+++ 掲載本文 +++

「センセイ」と、僕【part2 ステファン・ランビエール編】

ラトビア代表として活躍中のデニス・ヴァシリエフス選手。今、トップに向けて駆け上りつつある19歳の彼のコーチを務めるのが、ステファン・ランビエールだ。2018年は2月に平昌五輪、3月のミラノ世界選手権を経て、フィギュアスケートで最もハードなシーズンが幕を閉じた後も、5月には日本のアイスショーに出演と多忙を極めている。そんな彼にコーチとしての自らの活動について聞いた。

コート(カーフレザーベルトつき)¥410,000・タートルネックニット(参考色)¥92,000・パンツ¥125,000/クリスチャン ディオール(ディオール オム)

——今回はアイスショーで来日(取材は6月中旬)されていますが、新シーズンに向けての準備はどのぐらい進んでいますか?

ステファン:日本に来る前、4月に私たちの拠点であるスイスのシャンペリーで10日間の合宿を。この合宿では、神戸、新潟、静岡のアイスショーで披露する私とデニスのペアプログラム『アイズ・シャットーノクターン No.13』と、デニスの新シーズンのショートプログラム(以下SP)の振付を行ったんです。今季のSPは振付師のサロメ・ブルナーを中心に、これから私たちでブラッシュアップしていく予定です。

+++ 記載一覧 +++

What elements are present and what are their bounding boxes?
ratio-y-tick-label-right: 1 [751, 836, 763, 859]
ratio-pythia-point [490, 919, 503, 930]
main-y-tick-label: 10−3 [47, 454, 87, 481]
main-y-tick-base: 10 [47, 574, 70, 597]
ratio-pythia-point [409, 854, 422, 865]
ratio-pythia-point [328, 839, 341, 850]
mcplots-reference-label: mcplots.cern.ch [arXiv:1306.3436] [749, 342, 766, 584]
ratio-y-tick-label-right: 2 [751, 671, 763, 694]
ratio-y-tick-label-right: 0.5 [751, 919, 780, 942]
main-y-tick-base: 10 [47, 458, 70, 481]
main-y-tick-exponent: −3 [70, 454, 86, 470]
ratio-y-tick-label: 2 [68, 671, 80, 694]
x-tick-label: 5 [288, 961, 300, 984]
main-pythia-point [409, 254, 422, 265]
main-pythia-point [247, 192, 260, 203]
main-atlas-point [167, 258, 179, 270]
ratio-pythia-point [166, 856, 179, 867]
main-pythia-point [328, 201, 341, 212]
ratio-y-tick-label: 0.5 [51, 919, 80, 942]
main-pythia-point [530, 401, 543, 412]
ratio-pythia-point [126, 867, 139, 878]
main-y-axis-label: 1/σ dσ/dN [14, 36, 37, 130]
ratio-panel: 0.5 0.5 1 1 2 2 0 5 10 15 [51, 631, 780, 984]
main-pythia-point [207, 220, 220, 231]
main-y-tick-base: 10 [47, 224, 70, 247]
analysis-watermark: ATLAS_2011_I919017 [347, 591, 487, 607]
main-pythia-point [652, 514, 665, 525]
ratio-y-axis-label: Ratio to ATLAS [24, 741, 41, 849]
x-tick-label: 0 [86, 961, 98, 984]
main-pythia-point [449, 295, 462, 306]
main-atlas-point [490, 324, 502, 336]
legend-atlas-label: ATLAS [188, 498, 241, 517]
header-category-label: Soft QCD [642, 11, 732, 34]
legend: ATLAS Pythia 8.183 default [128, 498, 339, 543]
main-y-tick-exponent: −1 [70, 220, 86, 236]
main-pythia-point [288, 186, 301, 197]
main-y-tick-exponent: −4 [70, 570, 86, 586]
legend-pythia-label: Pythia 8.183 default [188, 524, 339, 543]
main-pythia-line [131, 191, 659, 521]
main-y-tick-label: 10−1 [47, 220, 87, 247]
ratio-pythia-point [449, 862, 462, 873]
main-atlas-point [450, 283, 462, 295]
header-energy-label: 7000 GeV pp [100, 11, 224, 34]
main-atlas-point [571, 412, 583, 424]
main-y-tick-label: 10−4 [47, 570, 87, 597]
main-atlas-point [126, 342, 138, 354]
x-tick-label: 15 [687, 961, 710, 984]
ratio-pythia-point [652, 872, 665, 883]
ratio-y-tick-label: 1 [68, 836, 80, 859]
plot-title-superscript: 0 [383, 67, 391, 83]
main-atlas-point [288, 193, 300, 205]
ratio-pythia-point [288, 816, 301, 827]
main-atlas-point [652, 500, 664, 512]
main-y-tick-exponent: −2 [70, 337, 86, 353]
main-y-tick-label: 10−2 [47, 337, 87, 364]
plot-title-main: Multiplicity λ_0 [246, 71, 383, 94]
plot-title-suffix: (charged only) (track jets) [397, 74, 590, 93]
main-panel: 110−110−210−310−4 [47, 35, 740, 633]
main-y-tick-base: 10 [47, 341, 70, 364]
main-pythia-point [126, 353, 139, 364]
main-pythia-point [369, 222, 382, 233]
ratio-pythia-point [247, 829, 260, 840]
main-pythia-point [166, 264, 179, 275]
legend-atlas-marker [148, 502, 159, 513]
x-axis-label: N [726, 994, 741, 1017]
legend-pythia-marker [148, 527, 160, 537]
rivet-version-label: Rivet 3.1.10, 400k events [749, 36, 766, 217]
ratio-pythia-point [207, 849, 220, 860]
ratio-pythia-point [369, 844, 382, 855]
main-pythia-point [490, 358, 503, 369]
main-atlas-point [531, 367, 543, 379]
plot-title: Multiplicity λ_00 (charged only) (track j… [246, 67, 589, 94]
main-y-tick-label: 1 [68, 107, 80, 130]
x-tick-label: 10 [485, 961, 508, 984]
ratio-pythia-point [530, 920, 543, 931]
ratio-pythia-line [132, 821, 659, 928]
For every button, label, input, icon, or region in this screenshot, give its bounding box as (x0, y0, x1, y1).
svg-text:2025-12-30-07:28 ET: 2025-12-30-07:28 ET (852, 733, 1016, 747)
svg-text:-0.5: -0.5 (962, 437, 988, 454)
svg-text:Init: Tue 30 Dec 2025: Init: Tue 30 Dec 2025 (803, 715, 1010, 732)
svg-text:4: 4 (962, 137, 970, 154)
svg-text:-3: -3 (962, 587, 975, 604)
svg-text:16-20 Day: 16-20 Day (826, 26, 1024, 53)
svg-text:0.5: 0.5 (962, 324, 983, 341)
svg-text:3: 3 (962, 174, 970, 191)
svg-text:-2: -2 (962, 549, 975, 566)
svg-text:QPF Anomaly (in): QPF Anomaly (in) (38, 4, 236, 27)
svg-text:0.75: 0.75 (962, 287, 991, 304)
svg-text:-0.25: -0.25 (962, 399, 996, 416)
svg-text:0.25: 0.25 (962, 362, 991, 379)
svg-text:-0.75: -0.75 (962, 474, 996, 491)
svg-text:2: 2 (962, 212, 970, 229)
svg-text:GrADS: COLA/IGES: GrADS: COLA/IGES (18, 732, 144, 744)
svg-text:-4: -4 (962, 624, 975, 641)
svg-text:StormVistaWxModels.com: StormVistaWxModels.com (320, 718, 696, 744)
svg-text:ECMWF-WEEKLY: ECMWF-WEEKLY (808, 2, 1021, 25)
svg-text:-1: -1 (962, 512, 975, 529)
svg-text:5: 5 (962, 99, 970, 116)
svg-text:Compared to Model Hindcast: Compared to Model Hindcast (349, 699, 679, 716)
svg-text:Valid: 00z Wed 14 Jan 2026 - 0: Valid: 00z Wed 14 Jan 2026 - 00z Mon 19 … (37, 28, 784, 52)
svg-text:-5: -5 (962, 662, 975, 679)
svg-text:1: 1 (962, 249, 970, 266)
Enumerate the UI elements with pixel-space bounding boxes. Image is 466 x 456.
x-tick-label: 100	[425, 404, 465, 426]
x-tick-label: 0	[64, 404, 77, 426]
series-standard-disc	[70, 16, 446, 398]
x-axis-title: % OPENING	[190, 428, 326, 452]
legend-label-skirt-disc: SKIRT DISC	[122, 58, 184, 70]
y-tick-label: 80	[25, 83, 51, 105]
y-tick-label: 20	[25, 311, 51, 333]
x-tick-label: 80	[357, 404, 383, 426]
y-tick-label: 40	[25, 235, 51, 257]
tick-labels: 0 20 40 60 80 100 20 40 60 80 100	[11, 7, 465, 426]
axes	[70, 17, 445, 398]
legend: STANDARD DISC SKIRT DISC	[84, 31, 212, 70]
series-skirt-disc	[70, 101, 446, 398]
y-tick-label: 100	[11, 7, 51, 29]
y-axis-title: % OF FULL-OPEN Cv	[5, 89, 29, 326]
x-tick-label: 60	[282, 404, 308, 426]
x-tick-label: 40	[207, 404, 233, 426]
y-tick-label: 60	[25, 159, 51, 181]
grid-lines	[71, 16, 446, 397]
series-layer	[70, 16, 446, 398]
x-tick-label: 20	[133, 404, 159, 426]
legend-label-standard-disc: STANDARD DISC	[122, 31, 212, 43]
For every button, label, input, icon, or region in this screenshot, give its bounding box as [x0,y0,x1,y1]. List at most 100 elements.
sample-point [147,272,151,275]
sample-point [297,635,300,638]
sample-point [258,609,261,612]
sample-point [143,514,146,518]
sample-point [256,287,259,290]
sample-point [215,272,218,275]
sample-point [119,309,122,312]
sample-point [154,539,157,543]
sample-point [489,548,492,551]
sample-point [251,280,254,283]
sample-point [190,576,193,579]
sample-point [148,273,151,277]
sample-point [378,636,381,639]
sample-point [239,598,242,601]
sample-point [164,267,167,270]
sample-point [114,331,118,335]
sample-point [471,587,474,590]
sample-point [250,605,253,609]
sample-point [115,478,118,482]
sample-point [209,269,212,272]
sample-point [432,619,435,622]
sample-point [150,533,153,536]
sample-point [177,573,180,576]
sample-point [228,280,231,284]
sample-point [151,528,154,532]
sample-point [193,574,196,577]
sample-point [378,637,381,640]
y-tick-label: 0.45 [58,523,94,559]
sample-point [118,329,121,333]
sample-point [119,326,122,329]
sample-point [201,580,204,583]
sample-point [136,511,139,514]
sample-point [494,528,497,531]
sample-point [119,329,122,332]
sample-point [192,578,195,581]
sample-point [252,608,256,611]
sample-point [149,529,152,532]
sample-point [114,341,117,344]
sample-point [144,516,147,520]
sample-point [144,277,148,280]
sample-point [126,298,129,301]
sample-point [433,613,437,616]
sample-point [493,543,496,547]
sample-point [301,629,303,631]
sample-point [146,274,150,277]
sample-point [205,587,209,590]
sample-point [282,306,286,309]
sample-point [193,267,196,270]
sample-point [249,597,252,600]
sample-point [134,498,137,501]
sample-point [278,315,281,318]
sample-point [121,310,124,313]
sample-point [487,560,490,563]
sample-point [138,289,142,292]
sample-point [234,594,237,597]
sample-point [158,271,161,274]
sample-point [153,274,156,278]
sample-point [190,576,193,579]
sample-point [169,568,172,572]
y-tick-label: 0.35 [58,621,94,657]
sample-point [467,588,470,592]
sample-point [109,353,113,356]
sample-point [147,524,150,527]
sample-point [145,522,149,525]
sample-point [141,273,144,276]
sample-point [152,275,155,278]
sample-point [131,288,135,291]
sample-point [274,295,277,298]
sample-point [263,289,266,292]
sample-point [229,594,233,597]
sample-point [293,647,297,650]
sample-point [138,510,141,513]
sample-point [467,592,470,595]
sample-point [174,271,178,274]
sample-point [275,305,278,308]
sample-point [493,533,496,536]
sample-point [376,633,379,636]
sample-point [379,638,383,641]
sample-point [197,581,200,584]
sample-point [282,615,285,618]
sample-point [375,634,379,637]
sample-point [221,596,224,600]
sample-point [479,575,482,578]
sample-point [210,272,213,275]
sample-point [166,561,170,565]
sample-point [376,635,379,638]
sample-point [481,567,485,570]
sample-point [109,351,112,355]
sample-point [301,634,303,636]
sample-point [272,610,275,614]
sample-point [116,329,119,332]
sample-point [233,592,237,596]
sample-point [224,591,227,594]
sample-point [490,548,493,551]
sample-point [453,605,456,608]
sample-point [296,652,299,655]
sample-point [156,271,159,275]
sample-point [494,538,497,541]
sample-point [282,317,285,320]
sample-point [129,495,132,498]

+++

課題: ランビエールのインタビュー記事で、デニスとのペアプログラムを披露するアイスショーの開催地として挙げられている都市をすべて書き出しなさい。

解答: 神戸、新潟、静岡